What needs to be done: Gather every line below where "presentado" appears.

Data to process:
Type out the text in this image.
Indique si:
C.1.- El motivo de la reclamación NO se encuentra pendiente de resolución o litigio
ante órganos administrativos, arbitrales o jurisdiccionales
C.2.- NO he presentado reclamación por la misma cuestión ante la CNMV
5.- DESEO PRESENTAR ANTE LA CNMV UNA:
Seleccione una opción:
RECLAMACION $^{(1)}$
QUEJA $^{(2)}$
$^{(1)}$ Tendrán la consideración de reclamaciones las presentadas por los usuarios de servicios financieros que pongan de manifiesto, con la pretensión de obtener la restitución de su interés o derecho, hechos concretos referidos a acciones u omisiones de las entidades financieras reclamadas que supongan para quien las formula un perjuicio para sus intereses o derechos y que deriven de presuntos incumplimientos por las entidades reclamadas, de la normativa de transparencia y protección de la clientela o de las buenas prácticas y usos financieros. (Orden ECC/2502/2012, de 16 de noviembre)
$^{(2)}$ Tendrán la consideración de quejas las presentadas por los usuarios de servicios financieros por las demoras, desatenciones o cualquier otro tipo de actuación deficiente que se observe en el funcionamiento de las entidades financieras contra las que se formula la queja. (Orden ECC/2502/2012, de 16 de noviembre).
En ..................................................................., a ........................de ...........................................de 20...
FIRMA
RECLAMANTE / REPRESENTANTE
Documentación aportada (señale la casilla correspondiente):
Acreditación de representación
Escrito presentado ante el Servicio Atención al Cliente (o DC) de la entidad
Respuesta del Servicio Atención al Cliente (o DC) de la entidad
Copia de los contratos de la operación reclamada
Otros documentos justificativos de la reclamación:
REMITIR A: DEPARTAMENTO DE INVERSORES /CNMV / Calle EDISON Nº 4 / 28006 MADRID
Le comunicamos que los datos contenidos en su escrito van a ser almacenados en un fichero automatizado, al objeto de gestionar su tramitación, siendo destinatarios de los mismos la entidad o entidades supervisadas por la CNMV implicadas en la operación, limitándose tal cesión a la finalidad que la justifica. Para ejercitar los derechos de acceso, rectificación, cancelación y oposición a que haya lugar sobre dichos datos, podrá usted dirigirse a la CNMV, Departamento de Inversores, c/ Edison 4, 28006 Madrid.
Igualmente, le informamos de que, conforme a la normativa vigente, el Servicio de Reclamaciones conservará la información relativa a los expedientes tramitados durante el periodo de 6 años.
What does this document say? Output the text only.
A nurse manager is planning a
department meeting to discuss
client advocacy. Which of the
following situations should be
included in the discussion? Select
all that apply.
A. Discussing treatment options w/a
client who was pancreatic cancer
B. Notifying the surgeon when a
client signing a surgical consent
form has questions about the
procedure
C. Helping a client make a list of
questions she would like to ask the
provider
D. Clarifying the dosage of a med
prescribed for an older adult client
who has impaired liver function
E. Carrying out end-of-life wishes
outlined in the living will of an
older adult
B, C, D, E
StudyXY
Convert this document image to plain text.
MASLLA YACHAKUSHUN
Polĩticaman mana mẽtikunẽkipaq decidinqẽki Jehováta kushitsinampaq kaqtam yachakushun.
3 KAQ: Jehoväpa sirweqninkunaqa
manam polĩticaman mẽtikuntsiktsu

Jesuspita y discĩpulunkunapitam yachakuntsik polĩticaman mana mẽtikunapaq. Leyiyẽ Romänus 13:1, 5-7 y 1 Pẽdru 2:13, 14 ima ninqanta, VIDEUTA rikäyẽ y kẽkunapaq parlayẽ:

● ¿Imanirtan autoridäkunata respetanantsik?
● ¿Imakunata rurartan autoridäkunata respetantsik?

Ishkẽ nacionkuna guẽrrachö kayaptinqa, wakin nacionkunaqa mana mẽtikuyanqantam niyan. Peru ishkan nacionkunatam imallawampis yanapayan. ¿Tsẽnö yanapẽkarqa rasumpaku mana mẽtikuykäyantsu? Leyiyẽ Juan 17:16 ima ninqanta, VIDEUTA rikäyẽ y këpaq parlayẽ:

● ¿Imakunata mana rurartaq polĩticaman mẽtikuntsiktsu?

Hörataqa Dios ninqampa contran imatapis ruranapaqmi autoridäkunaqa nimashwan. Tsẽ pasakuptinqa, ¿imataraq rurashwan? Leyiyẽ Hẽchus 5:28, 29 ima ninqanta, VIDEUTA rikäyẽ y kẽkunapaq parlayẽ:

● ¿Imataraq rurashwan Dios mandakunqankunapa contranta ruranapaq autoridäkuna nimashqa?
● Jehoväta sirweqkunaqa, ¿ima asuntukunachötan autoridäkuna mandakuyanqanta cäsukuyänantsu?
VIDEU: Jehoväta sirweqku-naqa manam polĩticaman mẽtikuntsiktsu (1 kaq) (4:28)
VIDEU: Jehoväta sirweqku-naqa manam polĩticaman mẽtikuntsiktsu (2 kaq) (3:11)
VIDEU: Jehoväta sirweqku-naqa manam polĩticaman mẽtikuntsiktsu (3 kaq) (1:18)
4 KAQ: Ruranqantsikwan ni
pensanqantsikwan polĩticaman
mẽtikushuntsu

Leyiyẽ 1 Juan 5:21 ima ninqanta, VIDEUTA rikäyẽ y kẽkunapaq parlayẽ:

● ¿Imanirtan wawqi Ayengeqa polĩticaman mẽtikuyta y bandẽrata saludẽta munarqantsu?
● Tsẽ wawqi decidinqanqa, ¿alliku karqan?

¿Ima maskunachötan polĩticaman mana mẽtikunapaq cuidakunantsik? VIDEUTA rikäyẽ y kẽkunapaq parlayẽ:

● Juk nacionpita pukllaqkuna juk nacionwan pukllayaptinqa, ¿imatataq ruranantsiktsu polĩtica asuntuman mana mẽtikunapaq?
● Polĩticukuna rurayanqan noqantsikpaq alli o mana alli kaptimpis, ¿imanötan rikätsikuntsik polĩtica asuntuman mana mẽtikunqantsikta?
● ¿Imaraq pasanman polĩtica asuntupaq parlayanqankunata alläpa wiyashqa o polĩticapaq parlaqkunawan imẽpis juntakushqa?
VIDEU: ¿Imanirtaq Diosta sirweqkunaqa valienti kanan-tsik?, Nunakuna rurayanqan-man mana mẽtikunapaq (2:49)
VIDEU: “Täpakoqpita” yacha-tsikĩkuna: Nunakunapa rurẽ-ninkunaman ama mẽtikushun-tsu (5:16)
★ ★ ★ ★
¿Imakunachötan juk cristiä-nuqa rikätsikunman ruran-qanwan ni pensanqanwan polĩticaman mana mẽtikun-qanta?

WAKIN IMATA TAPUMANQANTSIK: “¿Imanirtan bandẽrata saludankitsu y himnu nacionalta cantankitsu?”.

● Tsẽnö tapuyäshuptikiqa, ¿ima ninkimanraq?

Solution to the exercise:
C.2.- NO he presentado reclamación por la misma cuestión ante la CNMV
Escrito presentado ante el Servicio Atención al Cliente (o DC) de la entidad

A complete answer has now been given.